Supplied data =

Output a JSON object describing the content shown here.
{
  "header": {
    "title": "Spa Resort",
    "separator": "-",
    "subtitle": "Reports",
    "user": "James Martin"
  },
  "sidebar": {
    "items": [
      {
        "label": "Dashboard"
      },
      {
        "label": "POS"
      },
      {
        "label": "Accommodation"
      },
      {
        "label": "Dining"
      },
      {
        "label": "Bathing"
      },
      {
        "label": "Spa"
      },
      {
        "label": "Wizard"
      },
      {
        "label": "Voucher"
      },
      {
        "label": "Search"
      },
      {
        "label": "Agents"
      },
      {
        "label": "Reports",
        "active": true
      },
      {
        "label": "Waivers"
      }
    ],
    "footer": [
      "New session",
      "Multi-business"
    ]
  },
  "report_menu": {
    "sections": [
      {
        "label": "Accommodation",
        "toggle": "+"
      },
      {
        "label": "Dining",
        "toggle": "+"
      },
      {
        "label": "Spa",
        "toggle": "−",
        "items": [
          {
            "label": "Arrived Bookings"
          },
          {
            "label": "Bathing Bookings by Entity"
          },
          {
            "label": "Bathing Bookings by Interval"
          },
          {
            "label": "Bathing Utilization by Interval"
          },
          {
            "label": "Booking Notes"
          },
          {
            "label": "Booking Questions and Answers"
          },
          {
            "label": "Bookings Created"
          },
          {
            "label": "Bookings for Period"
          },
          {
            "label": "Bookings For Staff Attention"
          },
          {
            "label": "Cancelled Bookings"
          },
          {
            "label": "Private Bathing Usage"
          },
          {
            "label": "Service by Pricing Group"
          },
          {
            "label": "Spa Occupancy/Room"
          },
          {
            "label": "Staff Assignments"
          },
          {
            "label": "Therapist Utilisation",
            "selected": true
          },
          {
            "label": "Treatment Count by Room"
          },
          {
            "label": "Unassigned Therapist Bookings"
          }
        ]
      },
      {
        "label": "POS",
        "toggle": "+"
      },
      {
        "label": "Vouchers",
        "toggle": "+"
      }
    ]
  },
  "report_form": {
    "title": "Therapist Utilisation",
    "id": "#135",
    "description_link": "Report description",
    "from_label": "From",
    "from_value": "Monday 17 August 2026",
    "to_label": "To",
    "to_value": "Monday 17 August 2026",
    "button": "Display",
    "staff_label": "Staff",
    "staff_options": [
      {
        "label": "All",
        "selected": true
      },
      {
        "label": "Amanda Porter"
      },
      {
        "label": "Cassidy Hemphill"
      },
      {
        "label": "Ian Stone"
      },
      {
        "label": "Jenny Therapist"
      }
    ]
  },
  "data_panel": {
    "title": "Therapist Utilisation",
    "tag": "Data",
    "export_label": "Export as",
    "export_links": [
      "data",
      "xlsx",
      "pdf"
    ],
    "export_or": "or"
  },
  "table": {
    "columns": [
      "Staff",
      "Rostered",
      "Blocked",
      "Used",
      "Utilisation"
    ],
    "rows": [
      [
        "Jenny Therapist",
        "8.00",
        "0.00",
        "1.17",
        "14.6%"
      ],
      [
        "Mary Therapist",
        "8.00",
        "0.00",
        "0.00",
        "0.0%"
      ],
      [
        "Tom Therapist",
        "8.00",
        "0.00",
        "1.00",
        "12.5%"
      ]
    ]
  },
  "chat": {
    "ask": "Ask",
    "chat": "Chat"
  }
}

Exercise aim =
Reproduce every line of the listing above in which the string "Bathing" appears.

Output of the task =
        "label": "Bathing"
            "label": "Bathing Bookings by Entity"
            "label": "Bathing Bookings by Interval"
            "label": "Bathing Utilization by Interval"
            "label": "Private Bathing Usage"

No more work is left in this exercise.